▶ _Text_:
Monday, November 30, 2015

RV Tire Blowout and Replacing our Sewer Valves

Last trip of the Season. Just winterized all the tanks at Country Acres in Lancaster and got RoadAbode ready for storage. We were about 30 minutes from RoadAbode's storage home when Amy noticed the oven rattling more than usual. "Did you forget a pan in the oven?" I asked. Just after she checked and was making her way back to her seat when there was a loud BANG from the rear drivers side of RoadAbode. Another blowout! We had just experienced one on the guys trip back in July, and was planning on replacing the rest of RoadAbode's tires during the winter.

▶ _Exercise instructions_:
a: List every name of a person, place, or vehicle that appears in the blog post about the RV tire blowout.
b: Carry the blog post about the RV tire blowout forward from its final sentence with one more paragraph.
The records have no connection to the text above.

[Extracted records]
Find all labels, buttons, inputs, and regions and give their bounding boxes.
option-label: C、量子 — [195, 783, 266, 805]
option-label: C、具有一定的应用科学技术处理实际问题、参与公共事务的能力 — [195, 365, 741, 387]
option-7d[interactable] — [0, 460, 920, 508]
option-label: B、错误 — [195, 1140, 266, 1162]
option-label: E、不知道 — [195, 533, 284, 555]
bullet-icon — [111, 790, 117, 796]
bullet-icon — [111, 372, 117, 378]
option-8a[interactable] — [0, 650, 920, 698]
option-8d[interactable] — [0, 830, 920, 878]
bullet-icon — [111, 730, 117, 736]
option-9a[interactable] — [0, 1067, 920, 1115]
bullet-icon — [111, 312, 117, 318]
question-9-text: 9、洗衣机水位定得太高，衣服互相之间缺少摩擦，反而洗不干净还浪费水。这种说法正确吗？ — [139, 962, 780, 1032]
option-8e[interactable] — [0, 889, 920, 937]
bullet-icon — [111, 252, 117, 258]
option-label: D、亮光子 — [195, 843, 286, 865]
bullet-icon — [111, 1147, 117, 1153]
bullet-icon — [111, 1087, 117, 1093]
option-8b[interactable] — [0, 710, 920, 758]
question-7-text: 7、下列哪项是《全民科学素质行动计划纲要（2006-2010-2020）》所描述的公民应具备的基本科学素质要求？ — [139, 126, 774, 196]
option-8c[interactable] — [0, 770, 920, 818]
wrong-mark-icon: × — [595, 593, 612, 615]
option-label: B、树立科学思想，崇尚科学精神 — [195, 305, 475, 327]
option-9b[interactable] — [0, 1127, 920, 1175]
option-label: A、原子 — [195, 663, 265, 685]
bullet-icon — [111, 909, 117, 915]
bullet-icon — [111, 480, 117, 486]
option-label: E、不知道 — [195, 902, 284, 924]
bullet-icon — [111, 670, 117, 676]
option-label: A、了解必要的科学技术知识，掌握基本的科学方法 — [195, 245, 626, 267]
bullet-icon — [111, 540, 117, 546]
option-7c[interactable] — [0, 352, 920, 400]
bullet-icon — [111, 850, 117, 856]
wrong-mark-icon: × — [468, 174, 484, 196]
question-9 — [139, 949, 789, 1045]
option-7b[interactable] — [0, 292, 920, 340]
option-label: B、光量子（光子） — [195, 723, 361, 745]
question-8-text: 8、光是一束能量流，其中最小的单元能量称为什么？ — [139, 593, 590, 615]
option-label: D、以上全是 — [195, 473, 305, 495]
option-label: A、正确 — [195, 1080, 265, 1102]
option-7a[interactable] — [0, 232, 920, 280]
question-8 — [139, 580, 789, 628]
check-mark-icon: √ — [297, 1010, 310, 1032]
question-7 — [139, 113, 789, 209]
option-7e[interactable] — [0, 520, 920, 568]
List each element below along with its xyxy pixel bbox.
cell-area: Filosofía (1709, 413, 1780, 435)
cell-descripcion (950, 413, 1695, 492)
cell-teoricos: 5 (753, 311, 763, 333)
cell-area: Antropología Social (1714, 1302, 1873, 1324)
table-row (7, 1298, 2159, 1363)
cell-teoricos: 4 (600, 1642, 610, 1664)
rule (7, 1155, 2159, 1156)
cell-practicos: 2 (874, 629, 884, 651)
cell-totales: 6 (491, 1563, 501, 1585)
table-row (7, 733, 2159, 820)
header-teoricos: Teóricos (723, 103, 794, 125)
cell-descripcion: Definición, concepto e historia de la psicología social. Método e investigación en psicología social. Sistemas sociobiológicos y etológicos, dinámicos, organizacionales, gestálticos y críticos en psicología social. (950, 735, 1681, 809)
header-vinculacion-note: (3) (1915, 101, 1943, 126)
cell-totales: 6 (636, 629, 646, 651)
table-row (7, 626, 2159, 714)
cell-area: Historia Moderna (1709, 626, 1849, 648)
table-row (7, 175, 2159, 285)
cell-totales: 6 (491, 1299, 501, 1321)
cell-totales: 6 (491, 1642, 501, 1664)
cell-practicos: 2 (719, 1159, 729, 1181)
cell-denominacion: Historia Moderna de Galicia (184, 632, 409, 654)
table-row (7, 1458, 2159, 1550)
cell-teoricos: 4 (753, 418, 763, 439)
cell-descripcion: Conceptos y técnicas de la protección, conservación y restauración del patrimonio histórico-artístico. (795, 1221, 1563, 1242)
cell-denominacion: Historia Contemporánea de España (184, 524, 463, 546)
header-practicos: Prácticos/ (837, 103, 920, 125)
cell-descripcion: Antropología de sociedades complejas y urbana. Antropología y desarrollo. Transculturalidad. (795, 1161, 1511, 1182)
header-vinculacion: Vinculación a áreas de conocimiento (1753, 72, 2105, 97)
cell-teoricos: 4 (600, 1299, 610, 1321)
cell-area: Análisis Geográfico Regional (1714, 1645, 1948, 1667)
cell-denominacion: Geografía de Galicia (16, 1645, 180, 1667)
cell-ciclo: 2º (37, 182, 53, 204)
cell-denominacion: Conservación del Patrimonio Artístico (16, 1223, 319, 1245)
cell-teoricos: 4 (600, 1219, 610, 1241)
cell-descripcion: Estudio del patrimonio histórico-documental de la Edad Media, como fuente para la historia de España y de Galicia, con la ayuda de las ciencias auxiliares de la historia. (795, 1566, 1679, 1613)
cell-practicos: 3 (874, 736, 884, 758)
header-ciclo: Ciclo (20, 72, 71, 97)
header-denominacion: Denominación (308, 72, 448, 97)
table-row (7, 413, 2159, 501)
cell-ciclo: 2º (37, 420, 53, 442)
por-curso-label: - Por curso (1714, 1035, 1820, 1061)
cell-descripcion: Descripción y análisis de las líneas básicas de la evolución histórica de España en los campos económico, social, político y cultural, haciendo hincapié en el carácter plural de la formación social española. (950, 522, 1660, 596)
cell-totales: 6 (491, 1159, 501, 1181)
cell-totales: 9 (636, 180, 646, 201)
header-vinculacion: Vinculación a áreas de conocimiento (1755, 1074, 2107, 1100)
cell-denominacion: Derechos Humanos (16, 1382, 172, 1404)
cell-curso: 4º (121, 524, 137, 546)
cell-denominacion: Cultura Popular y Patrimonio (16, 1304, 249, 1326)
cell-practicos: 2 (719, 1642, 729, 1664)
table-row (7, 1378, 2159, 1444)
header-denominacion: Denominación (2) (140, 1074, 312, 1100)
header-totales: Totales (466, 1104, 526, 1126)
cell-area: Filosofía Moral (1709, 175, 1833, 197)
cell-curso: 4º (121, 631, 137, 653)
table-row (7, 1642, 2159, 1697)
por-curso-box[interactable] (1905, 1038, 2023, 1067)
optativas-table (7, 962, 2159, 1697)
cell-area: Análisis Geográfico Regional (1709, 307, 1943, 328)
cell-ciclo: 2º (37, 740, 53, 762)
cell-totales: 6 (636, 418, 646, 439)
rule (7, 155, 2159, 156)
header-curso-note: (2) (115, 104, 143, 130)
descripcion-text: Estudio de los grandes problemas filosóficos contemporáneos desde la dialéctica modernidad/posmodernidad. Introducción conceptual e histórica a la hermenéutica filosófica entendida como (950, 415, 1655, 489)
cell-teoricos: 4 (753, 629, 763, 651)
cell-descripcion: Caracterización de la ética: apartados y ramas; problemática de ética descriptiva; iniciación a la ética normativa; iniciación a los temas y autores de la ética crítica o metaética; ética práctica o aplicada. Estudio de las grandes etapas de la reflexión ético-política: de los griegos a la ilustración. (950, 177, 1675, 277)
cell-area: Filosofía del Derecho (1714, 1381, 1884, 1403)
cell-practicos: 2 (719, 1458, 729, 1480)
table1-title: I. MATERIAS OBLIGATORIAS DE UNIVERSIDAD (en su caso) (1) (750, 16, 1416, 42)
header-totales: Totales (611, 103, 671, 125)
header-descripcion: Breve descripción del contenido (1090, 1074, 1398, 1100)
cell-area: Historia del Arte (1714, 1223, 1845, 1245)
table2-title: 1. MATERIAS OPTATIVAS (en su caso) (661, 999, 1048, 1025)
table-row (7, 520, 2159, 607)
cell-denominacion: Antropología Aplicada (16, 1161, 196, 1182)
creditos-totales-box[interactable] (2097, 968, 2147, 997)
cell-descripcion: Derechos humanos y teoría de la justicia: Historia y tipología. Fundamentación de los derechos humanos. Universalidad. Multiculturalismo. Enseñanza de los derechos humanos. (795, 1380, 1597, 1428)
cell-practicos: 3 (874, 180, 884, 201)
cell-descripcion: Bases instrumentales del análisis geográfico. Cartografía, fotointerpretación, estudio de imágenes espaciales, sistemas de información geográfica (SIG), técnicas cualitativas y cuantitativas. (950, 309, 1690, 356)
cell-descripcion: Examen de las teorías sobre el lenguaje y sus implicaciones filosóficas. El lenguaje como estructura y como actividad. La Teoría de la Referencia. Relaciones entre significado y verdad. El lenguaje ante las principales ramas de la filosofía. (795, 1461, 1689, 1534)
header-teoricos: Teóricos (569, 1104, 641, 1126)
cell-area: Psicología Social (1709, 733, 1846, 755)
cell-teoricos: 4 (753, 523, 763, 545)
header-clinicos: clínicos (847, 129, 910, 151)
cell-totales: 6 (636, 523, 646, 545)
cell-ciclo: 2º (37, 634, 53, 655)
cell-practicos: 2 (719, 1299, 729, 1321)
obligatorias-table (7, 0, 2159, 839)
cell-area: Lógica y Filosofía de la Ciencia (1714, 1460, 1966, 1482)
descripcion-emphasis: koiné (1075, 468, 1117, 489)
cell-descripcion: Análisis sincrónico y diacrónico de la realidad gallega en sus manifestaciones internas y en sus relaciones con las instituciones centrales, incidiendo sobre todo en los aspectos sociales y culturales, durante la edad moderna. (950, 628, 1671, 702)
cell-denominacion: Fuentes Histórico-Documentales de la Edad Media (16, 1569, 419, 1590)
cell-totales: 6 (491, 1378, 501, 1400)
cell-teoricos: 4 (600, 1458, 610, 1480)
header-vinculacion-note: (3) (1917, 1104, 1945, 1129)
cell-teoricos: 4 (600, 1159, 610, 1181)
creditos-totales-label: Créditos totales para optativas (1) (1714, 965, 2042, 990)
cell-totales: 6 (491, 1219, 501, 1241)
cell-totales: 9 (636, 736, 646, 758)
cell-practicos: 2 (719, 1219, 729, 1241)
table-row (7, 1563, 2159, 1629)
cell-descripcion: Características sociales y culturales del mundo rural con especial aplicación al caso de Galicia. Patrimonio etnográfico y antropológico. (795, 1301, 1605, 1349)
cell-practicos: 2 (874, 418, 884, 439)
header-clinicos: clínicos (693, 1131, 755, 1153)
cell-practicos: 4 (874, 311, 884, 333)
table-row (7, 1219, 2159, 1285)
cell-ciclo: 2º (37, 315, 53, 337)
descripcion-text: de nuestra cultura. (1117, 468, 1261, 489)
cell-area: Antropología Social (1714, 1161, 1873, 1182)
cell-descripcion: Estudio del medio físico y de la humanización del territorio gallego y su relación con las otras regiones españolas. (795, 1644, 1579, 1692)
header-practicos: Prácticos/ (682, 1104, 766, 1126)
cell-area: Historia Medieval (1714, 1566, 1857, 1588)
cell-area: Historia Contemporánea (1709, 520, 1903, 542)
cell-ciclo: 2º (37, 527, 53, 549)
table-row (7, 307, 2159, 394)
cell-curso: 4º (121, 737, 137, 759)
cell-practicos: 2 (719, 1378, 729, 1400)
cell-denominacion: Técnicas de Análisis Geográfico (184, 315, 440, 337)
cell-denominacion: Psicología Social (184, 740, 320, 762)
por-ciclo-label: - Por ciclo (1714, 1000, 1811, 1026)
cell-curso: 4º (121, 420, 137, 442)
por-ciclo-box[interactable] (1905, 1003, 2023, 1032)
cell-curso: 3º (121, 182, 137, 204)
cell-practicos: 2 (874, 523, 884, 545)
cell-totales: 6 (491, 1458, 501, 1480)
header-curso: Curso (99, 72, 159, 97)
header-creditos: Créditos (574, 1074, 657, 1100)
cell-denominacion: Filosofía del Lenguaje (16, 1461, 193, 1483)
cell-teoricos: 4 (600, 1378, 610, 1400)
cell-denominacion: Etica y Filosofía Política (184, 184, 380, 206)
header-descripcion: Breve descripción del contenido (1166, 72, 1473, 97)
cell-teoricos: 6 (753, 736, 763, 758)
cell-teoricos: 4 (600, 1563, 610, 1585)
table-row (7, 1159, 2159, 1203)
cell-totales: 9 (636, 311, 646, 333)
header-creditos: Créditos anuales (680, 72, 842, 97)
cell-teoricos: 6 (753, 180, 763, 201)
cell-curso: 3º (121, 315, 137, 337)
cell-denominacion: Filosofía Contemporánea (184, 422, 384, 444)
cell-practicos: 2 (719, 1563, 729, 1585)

▶ _Answers for each item_:
a: Country Acres, Lancaster, RoadAbode, Amy

b:
 As safely as possible I moved to the right to get out of busy Route 202 traffic. I pulled to a stop on a median area between an on ramp and traffic lanes. I did a quick check of damage. The fit we were towing was fine, the tire itself was shredded, and to add to the damages, the sewer valves were totally missing! I could see some of their parts already knocked by traffic curbside, but most of both grey and black tank gate valves were nowhere to be seen. From previous blowout experience I wanted to find a safe place for service to change to RoadAbode's spare. So gingerly with hazard lights flashing I made my way off the next highway exit. Not familiar with the roadways but knowing that there are plenty of business parks in the area, Amy used google maps to find the closest off the exit. Being Sunday, their parking lots were empty. We pulled in and called our service - Good Sam - to contact a local company. After being on hold for 15-20 minutes as they tried to find a service. They were able to contact someone, but it would be five hours till they could arrive! Our location was actually 30 minutes from RoadAbode's storage, and from our home, in different directions.I let the dispatcher know this. They conferred with the tire service, and after making sure RoadAbode was parked safely, we all agreed to have the work done Monday morning. I moved RoadAbode to the far side of the parking lot, but visible to the roadway. We disconnected the Honda Fit, gathered our essentials to go home with and left a sign in case police checked on why an RV was parked in the business park.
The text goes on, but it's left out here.